_Brano del documento:_
====================

I fondi all’istruzione non arrivano per grazia ricevuta, perciò un efficace sistema di valutazione può essere di aiuto alle buone ragioni della scuola. Gli indicatori, però, si devono allargare ad aspetti rilevanti del funzionamento della scuola, ben oltre la misurazione degli apprendimenti in alcune discipline. E qui rimane del tutto aperta l'agenda della valutazione, con il ruolo dell'INVALSI, con le sue prove standardizzate: sono utili – ha ribadito il Ministro, citando la parallela esperienza ANVUR dell'Università – se consentono a ciascuno di capire gli effetti del proprio lavoro, di autovalutarsi, di retroagire sull'efficacia della propria didattica. E un indice di “successo” per la scuola è senz'altro rappresentato dalla raggiunta capacità di un ragazzo di misurarsi/inserirsi nel mondo del lavoro.

 

La chimera del lavoro (e della crescita)

Dalla scuola al lavoro (che non c'è) è stato il terzo vettore delle preoccupazioni espresse dal Ministro. Era un tema rimbalzato più volte nella scuola estiva, a partire dalle “cortesi” sferzate del vice di Confindustria (Lo Bello), che ha ricordato come la locomotiva tedesca sia capace di attrarre quasi un milione di giovani da tutta Europa, nonostante il tanto bistrattato modello duale tedesco dell'apprendistato formativo (metà tempo a scuola, metà tempo nel lavoro).

Secondo il Ministro è tutto il sistema dell'istruzione superiore italiana (e non solo dell'Università, perché ci devono essere altre filiere) a doversi mettere in movimento, a partire da una migliore connessione tra istruzione, università e ricerca (non a caso il Ministero è unico), da un più efficace orientamento “formativo”, che deve accompagnare tutto il percorso di crescita dei giovani, per stimolare empowerment, spirito di iniziativa, curiosità, creatività (“start up”, appunto, come il titolo del convegno).

====================

_Consegna scritta A:_ Modifica il brano su scuola e lavoro da "La chimera del" fino a "tempo nel lavoro)." compreso, sostituendo "locomotiva tedesca" con "economia tedesca".
_Consegna scritta B:_ Scrivi il seguito del brano su scuola e lavoro a partire dall'ultima frase riportata.
I dati qui non hanno alcun ruolo.

_Dati archiviati:_
====================

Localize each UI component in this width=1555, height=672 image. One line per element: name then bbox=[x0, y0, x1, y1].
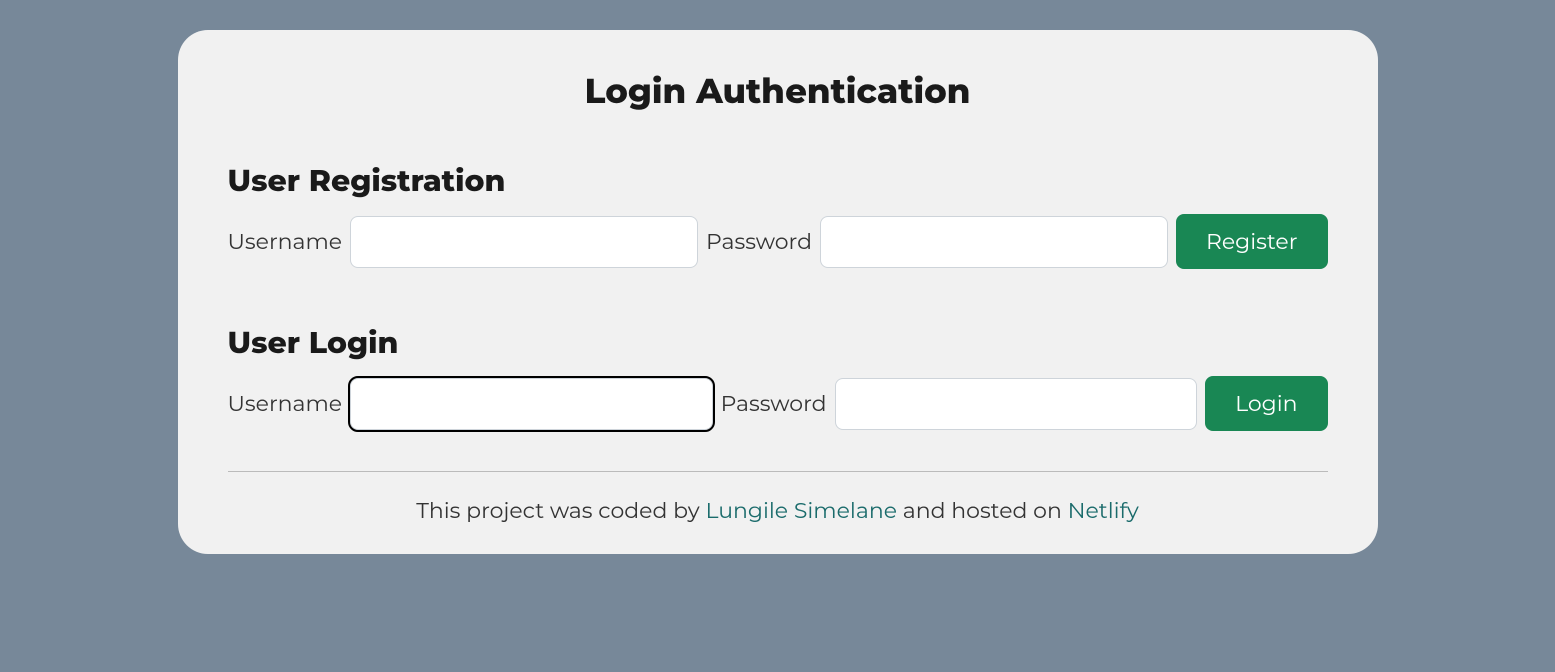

====================

_Risposta scritta A:_
La chimera del lavoro (e della crescita)

Dalla scuola al lavoro (che non c'è) è stato il terzo vettore delle preoccupazioni espresse dal Ministro. Era un tema rimbalzato più volte nella scuola estiva, a partire dalle “cortesi” sferzate del vice di Confindustria (Lo Bello), che ha ricordato come la economia tedesca sia capace di attrarre quasi un milione di giovani da tutta Europa, nonostante il tanto bistrattato modello duale tedesco dell'apprendistato formativo (metà tempo a scuola, metà tempo nel lavoro).

_Risposta scritta B:_
Le competenze da promuovere nei ragazzi, analizzate di fino da autorevoli pedagogisti in molti work-shop, possono diventare l'anello di congiunzione tra la cittadinanza (concetto da non intendere in astratto) e il lavoro (che dà sostanza vera e dignità a quel concetto). Ma allora bisogna vederle nella loro componente di intelligenza, comprensione delle situazioni, applicazione consapevole. Insomma, la scuola deve promuovere abilità cognitive e sociali non routinarie e questo diventa un passaggio obbligato per l'innovazione della didattica e dell'organizzazione scolastica.

 

L'agenda di settembre

Le grandi visioni indicano la strada del futuro. Dietro le parole del Ministro si scorge un'idea di scuola che deve saper coniugare la tensione verso il nuovo, anzi l'ignoto (il virtuale, l'immateriale, i saperi diffusi) con la solidità della terra, della nostra identità, delle radici della nostra cultura. Cibo, arte, paesaggio sono “virtù” ancora spendibili per un futuro dal volto umano. Dove la nuvola (il cloud) dialoga con la terra, come ha ricordato Marco Orsi.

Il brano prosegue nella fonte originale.